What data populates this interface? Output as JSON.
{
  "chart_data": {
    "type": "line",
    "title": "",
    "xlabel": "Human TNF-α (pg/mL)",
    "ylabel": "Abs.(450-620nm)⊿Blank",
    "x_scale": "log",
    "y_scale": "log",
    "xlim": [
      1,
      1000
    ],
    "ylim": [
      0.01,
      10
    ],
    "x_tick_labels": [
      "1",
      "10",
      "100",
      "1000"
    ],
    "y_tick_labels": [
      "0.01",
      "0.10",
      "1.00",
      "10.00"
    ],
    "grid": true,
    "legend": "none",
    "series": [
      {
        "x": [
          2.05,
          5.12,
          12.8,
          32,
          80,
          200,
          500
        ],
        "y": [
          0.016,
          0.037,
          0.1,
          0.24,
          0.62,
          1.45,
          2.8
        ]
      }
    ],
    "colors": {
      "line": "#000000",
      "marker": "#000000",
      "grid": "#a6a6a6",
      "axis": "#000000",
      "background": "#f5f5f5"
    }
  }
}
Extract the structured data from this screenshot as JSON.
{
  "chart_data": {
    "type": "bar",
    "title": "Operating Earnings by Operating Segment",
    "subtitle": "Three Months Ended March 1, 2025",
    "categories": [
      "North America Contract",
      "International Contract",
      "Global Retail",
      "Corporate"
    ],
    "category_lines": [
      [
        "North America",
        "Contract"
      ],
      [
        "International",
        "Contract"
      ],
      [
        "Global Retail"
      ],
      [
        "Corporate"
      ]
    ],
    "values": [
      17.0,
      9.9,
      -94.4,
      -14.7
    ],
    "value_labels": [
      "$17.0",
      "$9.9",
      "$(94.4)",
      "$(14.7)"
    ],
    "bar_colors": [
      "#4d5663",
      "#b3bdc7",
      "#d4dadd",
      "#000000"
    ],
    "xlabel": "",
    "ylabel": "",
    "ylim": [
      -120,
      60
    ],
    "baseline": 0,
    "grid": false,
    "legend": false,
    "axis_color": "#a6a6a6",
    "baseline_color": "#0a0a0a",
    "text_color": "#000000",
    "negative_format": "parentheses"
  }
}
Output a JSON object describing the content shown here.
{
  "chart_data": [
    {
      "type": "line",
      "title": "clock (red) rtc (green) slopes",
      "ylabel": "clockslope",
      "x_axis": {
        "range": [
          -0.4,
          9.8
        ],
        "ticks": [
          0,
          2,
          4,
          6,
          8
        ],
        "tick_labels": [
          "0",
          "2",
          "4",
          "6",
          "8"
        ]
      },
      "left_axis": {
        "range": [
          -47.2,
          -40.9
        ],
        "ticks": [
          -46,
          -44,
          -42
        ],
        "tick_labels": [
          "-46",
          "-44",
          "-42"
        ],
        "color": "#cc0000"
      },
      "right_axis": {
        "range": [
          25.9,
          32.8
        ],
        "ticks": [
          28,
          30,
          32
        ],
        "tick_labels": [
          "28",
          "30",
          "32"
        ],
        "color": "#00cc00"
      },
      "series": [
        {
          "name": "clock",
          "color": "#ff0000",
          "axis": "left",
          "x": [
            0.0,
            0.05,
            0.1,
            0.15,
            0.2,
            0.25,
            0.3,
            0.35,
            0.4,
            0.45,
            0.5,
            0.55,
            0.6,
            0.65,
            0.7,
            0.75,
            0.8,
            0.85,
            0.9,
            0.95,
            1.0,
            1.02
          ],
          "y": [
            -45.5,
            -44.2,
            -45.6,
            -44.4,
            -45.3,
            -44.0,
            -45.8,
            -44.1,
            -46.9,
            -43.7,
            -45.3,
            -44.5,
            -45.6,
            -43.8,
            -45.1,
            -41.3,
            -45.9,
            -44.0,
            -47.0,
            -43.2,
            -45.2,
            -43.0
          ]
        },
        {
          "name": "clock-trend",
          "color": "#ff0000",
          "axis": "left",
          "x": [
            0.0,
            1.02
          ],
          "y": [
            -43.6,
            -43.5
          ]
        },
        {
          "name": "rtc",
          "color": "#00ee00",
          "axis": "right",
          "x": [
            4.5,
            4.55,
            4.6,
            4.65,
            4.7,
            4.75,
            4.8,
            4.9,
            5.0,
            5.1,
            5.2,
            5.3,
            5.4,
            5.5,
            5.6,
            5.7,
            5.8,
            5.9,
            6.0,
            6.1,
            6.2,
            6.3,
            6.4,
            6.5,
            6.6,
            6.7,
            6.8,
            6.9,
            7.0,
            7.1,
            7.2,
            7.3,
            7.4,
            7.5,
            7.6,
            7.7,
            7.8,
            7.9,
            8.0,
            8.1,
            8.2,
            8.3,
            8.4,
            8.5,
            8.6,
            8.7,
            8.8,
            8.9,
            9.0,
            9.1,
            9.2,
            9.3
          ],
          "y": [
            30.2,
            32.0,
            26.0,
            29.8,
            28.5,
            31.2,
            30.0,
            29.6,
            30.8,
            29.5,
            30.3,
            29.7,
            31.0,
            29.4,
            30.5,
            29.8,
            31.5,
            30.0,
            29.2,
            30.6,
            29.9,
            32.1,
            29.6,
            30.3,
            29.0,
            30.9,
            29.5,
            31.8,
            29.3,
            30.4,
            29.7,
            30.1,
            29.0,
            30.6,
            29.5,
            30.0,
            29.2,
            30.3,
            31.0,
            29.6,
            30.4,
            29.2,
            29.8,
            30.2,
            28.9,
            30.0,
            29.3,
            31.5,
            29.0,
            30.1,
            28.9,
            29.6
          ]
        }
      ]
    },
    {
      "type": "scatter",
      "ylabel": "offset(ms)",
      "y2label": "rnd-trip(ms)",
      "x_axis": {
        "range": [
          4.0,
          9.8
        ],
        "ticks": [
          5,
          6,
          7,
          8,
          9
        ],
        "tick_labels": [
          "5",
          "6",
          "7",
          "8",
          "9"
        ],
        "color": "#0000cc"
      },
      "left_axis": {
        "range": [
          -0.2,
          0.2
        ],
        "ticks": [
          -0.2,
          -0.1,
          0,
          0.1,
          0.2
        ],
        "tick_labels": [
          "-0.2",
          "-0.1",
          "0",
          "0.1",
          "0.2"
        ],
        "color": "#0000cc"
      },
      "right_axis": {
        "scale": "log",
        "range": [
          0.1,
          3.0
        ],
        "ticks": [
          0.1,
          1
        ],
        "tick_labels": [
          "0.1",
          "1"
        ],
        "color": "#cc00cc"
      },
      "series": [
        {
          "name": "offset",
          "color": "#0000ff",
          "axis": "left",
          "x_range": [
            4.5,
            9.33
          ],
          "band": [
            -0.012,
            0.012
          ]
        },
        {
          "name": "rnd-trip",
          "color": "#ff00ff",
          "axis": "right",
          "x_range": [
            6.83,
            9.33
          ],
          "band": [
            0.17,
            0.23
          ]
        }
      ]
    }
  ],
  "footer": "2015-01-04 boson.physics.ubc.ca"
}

* [WORK TO DO] Transcribe the records above exactly as they appear.

* [WORKED SOLUTION]
What data populates this interface? Output as JSON.
{
  "chart_data": {
    "type": "line",
    "title": "",
    "xlabel": "Human TNF-α (pg/mL)",
    "ylabel": "Abs.(450-620nm)⊿Blank",
    "x_scale": "log",
    "y_scale": "log",
    "xlim": [
      1,
      1000
    ],
    "ylim": [
      0.01,
      10
    ],
    "x_tick_labels": [
      "1",
      "10",
      "100",
      "1000"
    ],
    "y_tick_labels": [
      "0.01",
      "0.10",
      "1.00",
      "10.00"
    ],
    "grid": true,
    "legend": "none",
    "series": [
      {
        "x": [
          2.05,
          5.12,
          12.8,
          32,
          80,
          200,
          500
        ],
        "y": [
          0.016,
          0.037,
          0.1,
          0.24,
          0.62,
          1.45,
          2.8
        ]
      }
    ],
    "colors": {
      "line": "#000000",
      "marker": "#000000",
      "grid": "#a6a6a6",
      "axis": "#000000",
      "background": "#f5f5f5"
    }
  }
}
Extract the structured data from this screenshot as JSON.
{
  "chart_data": {
    "type": "bar",
    "title": "Operating Earnings by Operating Segment",
    "subtitle": "Three Months Ended March 1, 2025",
    "categories": [
      "North America Contract",
      "International Contract",
      "Global Retail",
      "Corporate"
    ],
    "category_lines": [
      [
        "North America",
        "Contract"
      ],
      [
        "International",
        "Contract"
      ],
      [
        "Global Retail"
      ],
      [
        "Corporate"
      ]
    ],
    "values": [
      17.0,
      9.9,
      -94.4,
      -14.7
    ],
    "value_labels": [
      "$17.0",
      "$9.9",
      "$(94.4)",
      "$(14.7)"
    ],
    "bar_colors": [
      "#4d5663",
      "#b3bdc7",
      "#d4dadd",
      "#000000"
    ],
    "xlabel": "",
    "ylabel": "",
    "ylim": [
      -120,
      60
    ],
    "baseline": 0,
    "grid": false,
    "legend": false,
    "axis_color": "#a6a6a6",
    "baseline_color": "#0a0a0a",
    "text_color": "#000000",
    "negative_format": "parentheses"
  }
}
Output a JSON object describing the content shown here.
{
  "chart_data": [
    {
      "type": "line",
      "title": "clock (red) rtc (green) slopes",
      "ylabel": "clockslope",
      "x_axis": {
        "range": [
          -0.4,
          9.8
        ],
        "ticks": [
          0,
          2,
          4,
          6,
          8
        ],
        "tick_labels": [
          "0",
          "2",
          "4",
          "6",
          "8"
        ]
      },
      "left_axis": {
        "range": [
          -47.2,
          -40.9
        ],
        "ticks": [
          -46,
          -44,
          -42
        ],
        "tick_labels": [
          "-46",
          "-44",
          "-42"
        ],
        "color": "#cc0000"
      },
      "right_axis": {
        "range": [
          25.9,
          32.8
        ],
        "ticks": [
          28,
          30,
          32
        ],
        "tick_labels": [
          "28",
          "30",
          "32"
        ],
        "color": "#00cc00"
      },
      "series": [
        {
          "name": "clock",
          "color": "#ff0000",
          "axis": "left",
          "x": [
            0.0,
            0.05,
            0.1,
            0.15,
            0.2,
            0.25,
            0.3,
            0.35,
            0.4,
            0.45,
            0.5,
            0.55,
            0.6,
            0.65,
            0.7,
            0.75,
            0.8,
            0.85,
            0.9,
            0.95,
            1.0,
            1.02
          ],
          "y": [
            -45.5,
            -44.2,
            -45.6,
            -44.4,
            -45.3,
            -44.0,
            -45.8,
            -44.1,
            -46.9,
            -43.7,
            -45.3,
            -44.5,
            -45.6,
            -43.8,
            -45.1,
            -41.3,
            -45.9,
            -44.0,
            -47.0,
            -43.2,
            -45.2,
            -43.0
          ]
        },
        {
          "name": "clock-trend",
          "color": "#ff0000",
          "axis": "left",
          "x": [
            0.0,
            1.02
          ],
          "y": [
            -43.6,
            -43.5
          ]
        },
        {
          "name": "rtc",
          "color": "#00ee00",
          "axis": "right",
          "x": [
            4.5,
            4.55,
            4.6,
            4.65,
            4.7,
            4.75,
            4.8,
            4.9,
            5.0,
            5.1,
            5.2,
            5.3,
            5.4,
            5.5,
            5.6,
            5.7,
            5.8,
            5.9,
            6.0,
            6.1,
            6.2,
            6.3,
            6.4,
            6.5,
            6.6,
            6.7,
            6.8,
            6.9,
            7.0,
            7.1,
            7.2,
            7.3,
            7.4,
            7.5,
            7.6,
            7.7,
            7.8,
            7.9,
            8.0,
            8.1,
            8.2,
            8.3,
            8.4,
            8.5,
            8.6,
            8.7,
            8.8,
            8.9,
            9.0,
            9.1,
            9.2,
            9.3
          ],
          "y": [
            30.2,
            32.0,
            26.0,
            29.8,
            28.5,
            31.2,
            30.0,
            29.6,
            30.8,
            29.5,
            30.3,
            29.7,
            31.0,
            29.4,
            30.5,
            29.8,
            31.5,
            30.0,
            29.2,
            30.6,
            29.9,
            32.1,
            29.6,
            30.3,
            29.0,
            30.9,
            29.5,
            31.8,
            29.3,
            30.4,
            29.7,
            30.1,
            29.0,
            30.6,
            29.5,
            30.0,
            29.2,
            30.3,
            31.0,
            29.6,
            30.4,
            29.2,
            29.8,
            30.2,
            28.9,
            30.0,
            29.3,
            31.5,
            29.0,
            30.1,
            28.9,
            29.6
          ]
        }
      ]
    },
    {
      "type": "scatter",
      "ylabel": "offset(ms)",
      "y2label": "rnd-trip(ms)",
      "x_axis": {
        "range": [
          4.0,
          9.8
        ],
        "ticks": [
          5,
          6,
          7,
          8,
          9
        ],
        "tick_labels": [
          "5",
          "6",
          "7",
          "8",
          "9"
        ],
        "color": "#0000cc"
      },
      "left_axis": {
        "range": [
          -0.2,
          0.2
        ],
        "ticks": [
          -0.2,
          -0.1,
          0,
          0.1,
          0.2
        ],
        "tick_labels": [
          "-0.2",
          "-0.1",
          "0",
          "0.1",
          "0.2"
        ],
        "color": "#0000cc"
      },
      "right_axis": {
        "scale": "log",
        "range": [
          0.1,
          3.0
        ],
        "ticks": [
          0.1,
          1
        ],
        "tick_labels": [
          "0.1",
          "1"
        ],
        "color": "#cc00cc"
      },
      "series": [
        {
          "name": "offset",
          "color": "#0000ff",
          "axis": "left",
          "x_range": [
            4.5,
            9.33
          ],
          "band": [
            -0.012,
            0.012
          ]
        },
        {
          "name": "rnd-trip",
          "color": "#ff00ff",
          "axis": "right",
          "x_range": [
            6.83,
            9.33
          ],
          "band": [
            0.17,
            0.23
          ]
        }
      ]
    }
  ],
  "footer": "2015-01-04 boson.physics.ubc.ca"
}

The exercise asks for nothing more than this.